Task statement —
Return the whole listing, line for line, without the pictures in it.

Stored records —
▬▬▬

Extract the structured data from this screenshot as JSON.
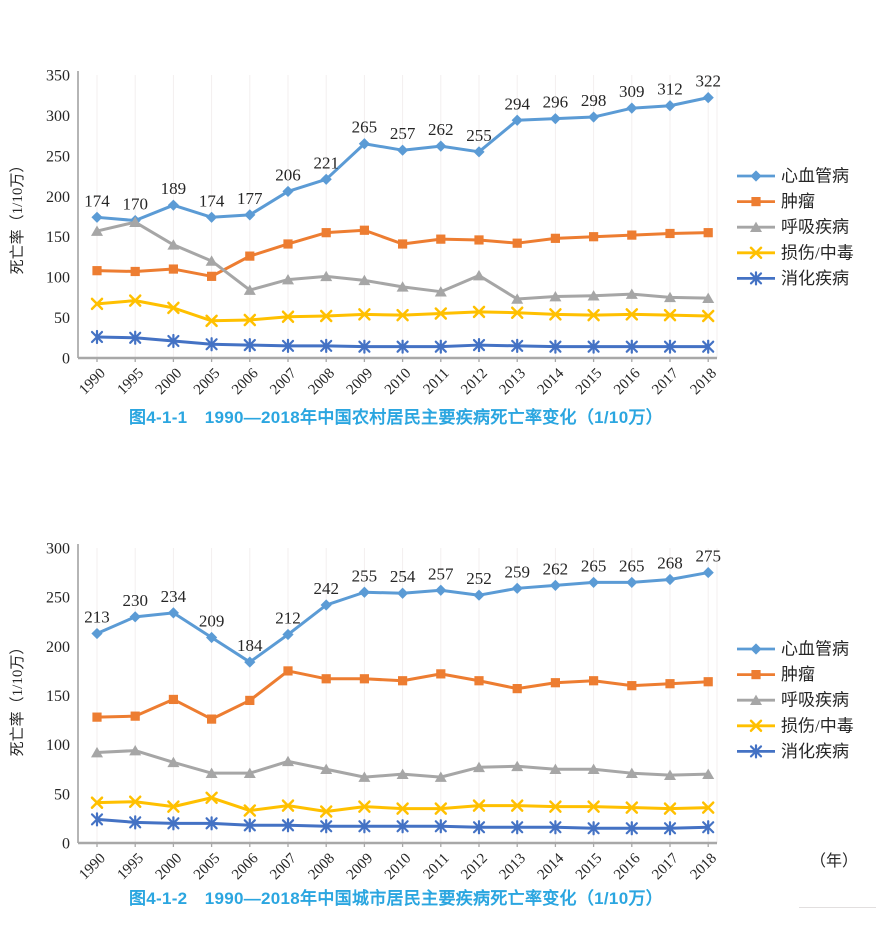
{
  "page": {
    "background": "#ffffff"
  },
  "styles": {
    "caption_color": "#2BA6E0",
    "axis_color": "#A8A8A8",
    "text_color": "#262626",
    "gridline_color": "#F3EFEF"
  },
  "chart_data": [
    {
      "type": "line",
      "title": "图4-1-1　1990—2018年中国农村居民主要疾病死亡率变化（1/10万）",
      "xlabel": "",
      "ylabel": "死亡率（1/10万）",
      "x": [
        "1990",
        "1995",
        "2000",
        "2005",
        "2006",
        "2007",
        "2008",
        "2009",
        "2010",
        "2011",
        "2012",
        "2013",
        "2014",
        "2015",
        "2016",
        "2017",
        "2018"
      ],
      "ylim": [
        0,
        350
      ],
      "yticks": [
        0,
        50,
        100,
        150,
        200,
        250,
        300,
        350
      ],
      "grid": "faint-vertical",
      "legend_position": "right",
      "series": [
        {
          "name": "心血管病",
          "color": "#5B9BD5",
          "marker": "diamond",
          "data_labels": true,
          "values": [
            174,
            170,
            189,
            174,
            177,
            206,
            221,
            265,
            257,
            262,
            255,
            294,
            296,
            298,
            309,
            312,
            322
          ]
        },
        {
          "name": "肿瘤",
          "color": "#ED7D31",
          "marker": "square",
          "data_labels": false,
          "values": [
            108,
            107,
            110,
            101,
            126,
            141,
            155,
            158,
            141,
            147,
            146,
            142,
            148,
            150,
            152,
            154,
            155
          ]
        },
        {
          "name": "呼吸疾病",
          "color": "#A6A6A6",
          "marker": "triangle",
          "data_labels": false,
          "values": [
            157,
            168,
            140,
            120,
            84,
            97,
            101,
            96,
            88,
            82,
            102,
            73,
            76,
            77,
            79,
            75,
            74
          ]
        },
        {
          "name": "损伤/中毒",
          "color": "#FFC000",
          "marker": "x",
          "data_labels": false,
          "values": [
            67,
            71,
            62,
            46,
            47,
            51,
            52,
            54,
            53,
            55,
            57,
            56,
            54,
            53,
            54,
            53,
            52
          ]
        },
        {
          "name": "消化疾病",
          "color": "#4472C4",
          "marker": "asterisk",
          "data_labels": false,
          "values": [
            26,
            25,
            21,
            17,
            16,
            15,
            15,
            14,
            14,
            14,
            16,
            15,
            14,
            14,
            14,
            14,
            14
          ]
        }
      ]
    },
    {
      "type": "line",
      "title": "图4-1-2　1990—2018年中国城市居民主要疾病死亡率变化（1/10万）",
      "xlabel": "",
      "ylabel": "死亡率（1/10万）",
      "x_unit_label": "（年）",
      "x": [
        "1990",
        "1995",
        "2000",
        "2005",
        "2006",
        "2007",
        "2008",
        "2009",
        "2010",
        "2011",
        "2012",
        "2013",
        "2014",
        "2015",
        "2016",
        "2017",
        "2018"
      ],
      "ylim": [
        0,
        300
      ],
      "yticks": [
        0,
        50,
        100,
        150,
        200,
        250,
        300
      ],
      "grid": "faint-vertical",
      "legend_position": "right",
      "series": [
        {
          "name": "心血管病",
          "color": "#5B9BD5",
          "marker": "diamond",
          "data_labels": true,
          "values": [
            213,
            230,
            234,
            209,
            184,
            212,
            242,
            255,
            254,
            257,
            252,
            259,
            262,
            265,
            265,
            268,
            275
          ]
        },
        {
          "name": "肿瘤",
          "color": "#ED7D31",
          "marker": "square",
          "data_labels": false,
          "values": [
            128,
            129,
            146,
            126,
            145,
            175,
            167,
            167,
            165,
            172,
            165,
            157,
            163,
            165,
            160,
            162,
            164
          ]
        },
        {
          "name": "呼吸疾病",
          "color": "#A6A6A6",
          "marker": "triangle",
          "data_labels": false,
          "values": [
            92,
            94,
            82,
            71,
            71,
            83,
            75,
            67,
            70,
            67,
            77,
            78,
            75,
            75,
            71,
            69,
            70
          ]
        },
        {
          "name": "损伤/中毒",
          "color": "#FFC000",
          "marker": "x",
          "data_labels": false,
          "values": [
            41,
            42,
            37,
            46,
            33,
            38,
            32,
            37,
            35,
            35,
            38,
            38,
            37,
            37,
            36,
            35,
            36
          ]
        },
        {
          "name": "消化疾病",
          "color": "#4472C4",
          "marker": "asterisk",
          "data_labels": false,
          "values": [
            24,
            21,
            20,
            20,
            18,
            18,
            17,
            17,
            17,
            17,
            16,
            16,
            16,
            15,
            15,
            15,
            16
          ]
        }
      ]
    }
  ]
}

▬▬▬

Solved problem —
Extract the structured data from this screenshot as JSON.
{
  "page": {
    "background": "#ffffff"
  },
  "styles": {
    "caption_color": "#2BA6E0",
    "axis_color": "#A8A8A8",
    "text_color": "#262626",
    "gridline_color": "#F3EFEF"
  },
  "chart_data": [
    {
      "type": "line",
      "title": "图4-1-1　1990—2018年中国农村居民主要疾病死亡率变化（1/10万）",
      "xlabel": "",
      "ylabel": "死亡率（1/10万）",
      "x": [
        "1990",
        "1995",
        "2000",
        "2005",
        "2006",
        "2007",
        "2008",
        "2009",
        "2010",
        "2011",
        "2012",
        "2013",
        "2014",
        "2015",
        "2016",
        "2017",
        "2018"
      ],
      "ylim": [
        0,
        350
      ],
      "yticks": [
        0,
        50,
        100,
        150,
        200,
        250,
        300,
        350
      ],
      "grid": "faint-vertical",
      "legend_position": "right",
      "series": [
        {
          "name": "心血管病",
          "color": "#5B9BD5",
          "marker": "diamond",
          "data_labels": true,
          "values": [
            174,
            170,
            189,
            174,
            177,
            206,
            221,
            265,
            257,
            262,
            255,
            294,
            296,
            298,
            309,
            312,
            322
          ]
        },
        {
          "name": "肿瘤",
          "color": "#ED7D31",
          "marker": "square",
          "data_labels": false,
          "values": [
            108,
            107,
            110,
            101,
            126,
            141,
            155,
            158,
            141,
            147,
            146,
            142,
            148,
            150,
            152,
            154,
            155
          ]
        },
        {
          "name": "呼吸疾病",
          "color": "#A6A6A6",
          "marker": "triangle",
          "data_labels": false,
          "values": [
            157,
            168,
            140,
            120,
            84,
            97,
            101,
            96,
            88,
            82,
            102,
            73,
            76,
            77,
            79,
            75,
            74
          ]
        },
        {
          "name": "损伤/中毒",
          "color": "#FFC000",
          "marker": "x",
          "data_labels": false,
          "values": [
            67,
            71,
            62,
            46,
            47,
            51,
            52,
            54,
            53,
            55,
            57,
            56,
            54,
            53,
            54,
            53,
            52
          ]
        },
        {
          "name": "消化疾病",
          "color": "#4472C4",
          "marker": "asterisk",
          "data_labels": false,
          "values": [
            26,
            25,
            21,
            17,
            16,
            15,
            15,
            14,
            14,
            14,
            16,
            15,
            14,
            14,
            14,
            14,
            14
          ]
        }
      ]
    },
    {
      "type": "line",
      "title": "图4-1-2　1990—2018年中国城市居民主要疾病死亡率变化（1/10万）",
      "xlabel": "",
      "ylabel": "死亡率（1/10万）",
      "x_unit_label": "（年）",
      "x": [
        "1990",
        "1995",
        "2000",
        "2005",
        "2006",
        "2007",
        "2008",
        "2009",
        "2010",
        "2011",
        "2012",
        "2013",
        "2014",
        "2015",
        "2016",
        "2017",
        "2018"
      ],
      "ylim": [
        0,
        300
      ],
      "yticks": [
        0,
        50,
        100,
        150,
        200,
        250,
        300
      ],
      "grid": "faint-vertical",
      "legend_position": "right",
      "series": [
        {
          "name": "心血管病",
          "color": "#5B9BD5",
          "marker": "diamond",
          "data_labels": true,
          "values": [
            213,
            230,
            234,
            209,
            184,
            212,
            242,
            255,
            254,
            257,
            252,
            259,
            262,
            265,
            265,
            268,
            275
          ]
        },
        {
          "name": "肿瘤",
          "color": "#ED7D31",
          "marker": "square",
          "data_labels": false,
          "values": [
            128,
            129,
            146,
            126,
            145,
            175,
            167,
            167,
            165,
            172,
            165,
            157,
            163,
            165,
            160,
            162,
            164
          ]
        },
        {
          "name": "呼吸疾病",
          "color": "#A6A6A6",
          "marker": "triangle",
          "data_labels": false,
          "values": [
            92,
            94,
            82,
            71,
            71,
            83,
            75,
            67,
            70,
            67,
            77,
            78,
            75,
            75,
            71,
            69,
            70
          ]
        },
        {
          "name": "损伤/中毒",
          "color": "#FFC000",
          "marker": "x",
          "data_labels": false,
          "values": [
            41,
            42,
            37,
            46,
            33,
            38,
            32,
            37,
            35,
            35,
            38,
            38,
            37,
            37,
            36,
            35,
            36
          ]
        },
        {
          "name": "消化疾病",
          "color": "#4472C4",
          "marker": "asterisk",
          "data_labels": false,
          "values": [
            24,
            21,
            20,
            20,
            18,
            18,
            17,
            17,
            17,
            17,
            16,
            16,
            16,
            15,
            15,
            15,
            16
          ]
        }
      ]
    }
  ]
}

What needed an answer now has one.